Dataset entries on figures

____________________

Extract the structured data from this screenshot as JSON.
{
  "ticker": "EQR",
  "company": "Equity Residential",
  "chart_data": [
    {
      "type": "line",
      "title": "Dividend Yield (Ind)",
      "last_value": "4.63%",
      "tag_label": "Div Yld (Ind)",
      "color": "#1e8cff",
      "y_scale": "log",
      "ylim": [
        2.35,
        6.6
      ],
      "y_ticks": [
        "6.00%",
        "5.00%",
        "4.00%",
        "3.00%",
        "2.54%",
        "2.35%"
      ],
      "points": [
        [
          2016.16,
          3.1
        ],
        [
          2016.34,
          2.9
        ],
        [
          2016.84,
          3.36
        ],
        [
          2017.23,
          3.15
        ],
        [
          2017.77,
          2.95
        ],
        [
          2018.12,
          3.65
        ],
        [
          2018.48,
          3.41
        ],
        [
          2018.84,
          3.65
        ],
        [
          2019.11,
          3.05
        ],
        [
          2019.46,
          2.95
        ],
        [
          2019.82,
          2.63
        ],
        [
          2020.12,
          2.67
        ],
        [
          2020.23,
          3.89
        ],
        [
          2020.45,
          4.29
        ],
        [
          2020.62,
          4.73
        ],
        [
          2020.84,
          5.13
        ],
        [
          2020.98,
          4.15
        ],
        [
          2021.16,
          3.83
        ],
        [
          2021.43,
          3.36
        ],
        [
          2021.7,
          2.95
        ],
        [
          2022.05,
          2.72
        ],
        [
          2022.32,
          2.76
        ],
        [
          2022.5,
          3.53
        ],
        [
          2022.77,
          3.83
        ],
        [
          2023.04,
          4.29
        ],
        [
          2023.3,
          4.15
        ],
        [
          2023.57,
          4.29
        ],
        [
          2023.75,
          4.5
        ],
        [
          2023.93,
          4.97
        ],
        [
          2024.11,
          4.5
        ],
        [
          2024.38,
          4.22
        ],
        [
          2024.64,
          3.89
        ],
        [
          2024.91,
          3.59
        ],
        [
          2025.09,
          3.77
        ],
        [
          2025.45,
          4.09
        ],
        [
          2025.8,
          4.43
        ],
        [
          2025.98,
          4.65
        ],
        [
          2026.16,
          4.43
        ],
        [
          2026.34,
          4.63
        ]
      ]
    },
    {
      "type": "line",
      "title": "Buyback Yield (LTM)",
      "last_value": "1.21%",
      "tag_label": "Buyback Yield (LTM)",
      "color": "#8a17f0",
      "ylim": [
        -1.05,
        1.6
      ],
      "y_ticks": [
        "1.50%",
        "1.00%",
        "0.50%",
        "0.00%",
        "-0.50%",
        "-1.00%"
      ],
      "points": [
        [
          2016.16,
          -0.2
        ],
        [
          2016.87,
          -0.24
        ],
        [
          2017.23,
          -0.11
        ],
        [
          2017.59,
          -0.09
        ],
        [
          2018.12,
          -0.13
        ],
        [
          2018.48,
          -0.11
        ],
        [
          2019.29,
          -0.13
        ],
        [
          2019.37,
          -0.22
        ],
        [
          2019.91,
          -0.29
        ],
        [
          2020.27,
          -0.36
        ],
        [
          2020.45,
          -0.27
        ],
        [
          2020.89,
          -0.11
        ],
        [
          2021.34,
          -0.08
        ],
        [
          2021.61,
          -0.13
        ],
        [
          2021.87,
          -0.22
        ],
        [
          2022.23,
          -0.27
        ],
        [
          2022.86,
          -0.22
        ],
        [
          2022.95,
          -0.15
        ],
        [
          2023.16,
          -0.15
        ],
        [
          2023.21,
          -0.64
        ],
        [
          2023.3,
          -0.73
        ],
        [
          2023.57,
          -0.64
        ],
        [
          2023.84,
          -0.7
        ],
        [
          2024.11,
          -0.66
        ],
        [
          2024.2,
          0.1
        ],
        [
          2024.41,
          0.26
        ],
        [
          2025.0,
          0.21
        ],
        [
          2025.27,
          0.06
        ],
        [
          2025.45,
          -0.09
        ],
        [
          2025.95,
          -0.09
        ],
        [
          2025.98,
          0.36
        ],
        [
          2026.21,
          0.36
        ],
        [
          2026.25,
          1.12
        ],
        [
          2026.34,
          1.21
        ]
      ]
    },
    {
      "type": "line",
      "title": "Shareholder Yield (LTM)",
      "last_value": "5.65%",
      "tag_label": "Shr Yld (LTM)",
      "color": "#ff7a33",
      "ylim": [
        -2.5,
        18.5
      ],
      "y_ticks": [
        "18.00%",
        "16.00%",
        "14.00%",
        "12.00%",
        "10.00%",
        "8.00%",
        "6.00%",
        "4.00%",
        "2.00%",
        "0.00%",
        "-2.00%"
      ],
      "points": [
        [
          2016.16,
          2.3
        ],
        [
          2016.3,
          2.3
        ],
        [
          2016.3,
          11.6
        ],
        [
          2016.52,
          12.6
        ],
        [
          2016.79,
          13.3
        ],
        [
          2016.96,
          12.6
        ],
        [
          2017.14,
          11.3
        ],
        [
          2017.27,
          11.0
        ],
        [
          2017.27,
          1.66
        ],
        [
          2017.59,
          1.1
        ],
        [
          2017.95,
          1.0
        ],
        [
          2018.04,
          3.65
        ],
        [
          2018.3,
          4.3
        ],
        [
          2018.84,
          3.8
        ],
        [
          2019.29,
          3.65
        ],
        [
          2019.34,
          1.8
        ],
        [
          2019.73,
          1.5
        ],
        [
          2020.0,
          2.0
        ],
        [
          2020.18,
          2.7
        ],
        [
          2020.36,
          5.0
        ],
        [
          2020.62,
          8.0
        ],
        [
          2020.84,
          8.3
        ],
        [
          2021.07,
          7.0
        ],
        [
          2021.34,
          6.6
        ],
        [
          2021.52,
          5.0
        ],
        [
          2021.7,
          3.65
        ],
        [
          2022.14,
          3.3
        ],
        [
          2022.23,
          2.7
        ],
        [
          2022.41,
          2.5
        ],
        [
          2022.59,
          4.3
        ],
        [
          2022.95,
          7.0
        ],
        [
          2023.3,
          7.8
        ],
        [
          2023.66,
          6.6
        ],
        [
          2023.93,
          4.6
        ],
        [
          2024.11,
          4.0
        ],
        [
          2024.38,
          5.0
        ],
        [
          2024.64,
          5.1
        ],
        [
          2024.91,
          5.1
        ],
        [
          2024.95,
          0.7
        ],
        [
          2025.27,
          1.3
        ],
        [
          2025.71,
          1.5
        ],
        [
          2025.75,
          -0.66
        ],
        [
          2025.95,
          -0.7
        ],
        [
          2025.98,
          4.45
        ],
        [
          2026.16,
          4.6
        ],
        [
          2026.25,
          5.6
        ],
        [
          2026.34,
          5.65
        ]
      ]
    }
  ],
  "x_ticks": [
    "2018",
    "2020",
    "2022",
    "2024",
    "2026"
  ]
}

____________________

Set exercise
Every entry above needs to be quoted exactly.

Finished task
Extract the structured data from this screenshot as JSON.
{
  "ticker": "EQR",
  "company": "Equity Residential",
  "chart_data": [
    {
      "type": "line",
      "title": "Dividend Yield (Ind)",
      "last_value": "4.63%",
      "tag_label": "Div Yld (Ind)",
      "color": "#1e8cff",
      "y_scale": "log",
      "ylim": [
        2.35,
        6.6
      ],
      "y_ticks": [
        "6.00%",
        "5.00%",
        "4.00%",
        "3.00%",
        "2.54%",
        "2.35%"
      ],
      "points": [
        [
          2016.16,
          3.1
        ],
        [
          2016.34,
          2.9
        ],
        [
          2016.84,
          3.36
        ],
        [
          2017.23,
          3.15
        ],
        [
          2017.77,
          2.95
        ],
        [
          2018.12,
          3.65
        ],
        [
          2018.48,
          3.41
        ],
        [
          2018.84,
          3.65
        ],
        [
          2019.11,
          3.05
        ],
        [
          2019.46,
          2.95
        ],
        [
          2019.82,
          2.63
        ],
        [
          2020.12,
          2.67
        ],
        [
          2020.23,
          3.89
        ],
        [
          2020.45,
          4.29
        ],
        [
          2020.62,
          4.73
        ],
        [
          2020.84,
          5.13
        ],
        [
          2020.98,
          4.15
        ],
        [
          2021.16,
          3.83
        ],
        [
          2021.43,
          3.36
        ],
        [
          2021.7,
          2.95
        ],
        [
          2022.05,
          2.72
        ],
        [
          2022.32,
          2.76
        ],
        [
          2022.5,
          3.53
        ],
        [
          2022.77,
          3.83
        ],
        [
          2023.04,
          4.29
        ],
        [
          2023.3,
          4.15
        ],
        [
          2023.57,
          4.29
        ],
        [
          2023.75,
          4.5
        ],
        [
          2023.93,
          4.97
        ],
        [
          2024.11,
          4.5
        ],
        [
          2024.38,
          4.22
        ],
        [
          2024.64,
          3.89
        ],
        [
          2024.91,
          3.59
        ],
        [
          2025.09,
          3.77
        ],
        [
          2025.45,
          4.09
        ],
        [
          2025.8,
          4.43
        ],
        [
          2025.98,
          4.65
        ],
        [
          2026.16,
          4.43
        ],
        [
          2026.34,
          4.63
        ]
      ]
    },
    {
      "type": "line",
      "title": "Buyback Yield (LTM)",
      "last_value": "1.21%",
      "tag_label": "Buyback Yield (LTM)",
      "color": "#8a17f0",
      "ylim": [
        -1.05,
        1.6
      ],
      "y_ticks": [
        "1.50%",
        "1.00%",
        "0.50%",
        "0.00%",
        "-0.50%",
        "-1.00%"
      ],
      "points": [
        [
          2016.16,
          -0.2
        ],
        [
          2016.87,
          -0.24
        ],
        [
          2017.23,
          -0.11
        ],
        [
          2017.59,
          -0.09
        ],
        [
          2018.12,
          -0.13
        ],
        [
          2018.48,
          -0.11
        ],
        [
          2019.29,
          -0.13
        ],
        [
          2019.37,
          -0.22
        ],
        [
          2019.91,
          -0.29
        ],
        [
          2020.27,
          -0.36
        ],
        [
          2020.45,
          -0.27
        ],
        [
          2020.89,
          -0.11
        ],
        [
          2021.34,
          -0.08
        ],
        [
          2021.61,
          -0.13
        ],
        [
          2021.87,
          -0.22
        ],
        [
          2022.23,
          -0.27
        ],
        [
          2022.86,
          -0.22
        ],
        [
          2022.95,
          -0.15
        ],
        [
          2023.16,
          -0.15
        ],
        [
          2023.21,
          -0.64
        ],
        [
          2023.3,
          -0.73
        ],
        [
          2023.57,
          -0.64
        ],
        [
          2023.84,
          -0.7
        ],
        [
          2024.11,
          -0.66
        ],
        [
          2024.2,
          0.1
        ],
        [
          2024.41,
          0.26
        ],
        [
          2025.0,
          0.21
        ],
        [
          2025.27,
          0.06
        ],
        [
          2025.45,
          -0.09
        ],
        [
          2025.95,
          -0.09
        ],
        [
          2025.98,
          0.36
        ],
        [
          2026.21,
          0.36
        ],
        [
          2026.25,
          1.12
        ],
        [
          2026.34,
          1.21
        ]
      ]
    },
    {
      "type": "line",
      "title": "Shareholder Yield (LTM)",
      "last_value": "5.65%",
      "tag_label": "Shr Yld (LTM)",
      "color": "#ff7a33",
      "ylim": [
        -2.5,
        18.5
      ],
      "y_ticks": [
        "18.00%",
        "16.00%",
        "14.00%",
        "12.00%",
        "10.00%",
        "8.00%",
        "6.00%",
        "4.00%",
        "2.00%",
        "0.00%",
        "-2.00%"
      ],
      "points": [
        [
          2016.16,
          2.3
        ],
        [
          2016.3,
          2.3
        ],
        [
          2016.3,
          11.6
        ],
        [
          2016.52,
          12.6
        ],
        [
          2016.79,
          13.3
        ],
        [
          2016.96,
          12.6
        ],
        [
          2017.14,
          11.3
        ],
        [
          2017.27,
          11.0
        ],
        [
          2017.27,
          1.66
        ],
        [
          2017.59,
          1.1
        ],
        [
          2017.95,
          1.0
        ],
        [
          2018.04,
          3.65
        ],
        [
          2018.3,
          4.3
        ],
        [
          2018.84,
          3.8
        ],
        [
          2019.29,
          3.65
        ],
        [
          2019.34,
          1.8
        ],
        [
          2019.73,
          1.5
        ],
        [
          2020.0,
          2.0
        ],
        [
          2020.18,
          2.7
        ],
        [
          2020.36,
          5.0
        ],
        [
          2020.62,
          8.0
        ],
        [
          2020.84,
          8.3
        ],
        [
          2021.07,
          7.0
        ],
        [
          2021.34,
          6.6
        ],
        [
          2021.52,
          5.0
        ],
        [
          2021.7,
          3.65
        ],
        [
          2022.14,
          3.3
        ],
        [
          2022.23,
          2.7
        ],
        [
          2022.41,
          2.5
        ],
        [
          2022.59,
          4.3
        ],
        [
          2022.95,
          7.0
        ],
        [
          2023.3,
          7.8
        ],
        [
          2023.66,
          6.6
        ],
        [
          2023.93,
          4.6
        ],
        [
          2024.11,
          4.0
        ],
        [
          2024.38,
          5.0
        ],
        [
          2024.64,
          5.1
        ],
        [
          2024.91,
          5.1
        ],
        [
          2024.95,
          0.7
        ],
        [
          2025.27,
          1.3
        ],
        [
          2025.71,
          1.5
        ],
        [
          2025.75,
          -0.66
        ],
        [
          2025.95,
          -0.7
        ],
        [
          2025.98,
          4.45
        ],
        [
          2026.16,
          4.6
        ],
        [
          2026.25,
          5.6
        ],
        [
          2026.34,
          5.65
        ]
      ]
    }
  ],
  "x_ticks": [
    "2018",
    "2020",
    "2022",
    "2024",
    "2026"
  ]
}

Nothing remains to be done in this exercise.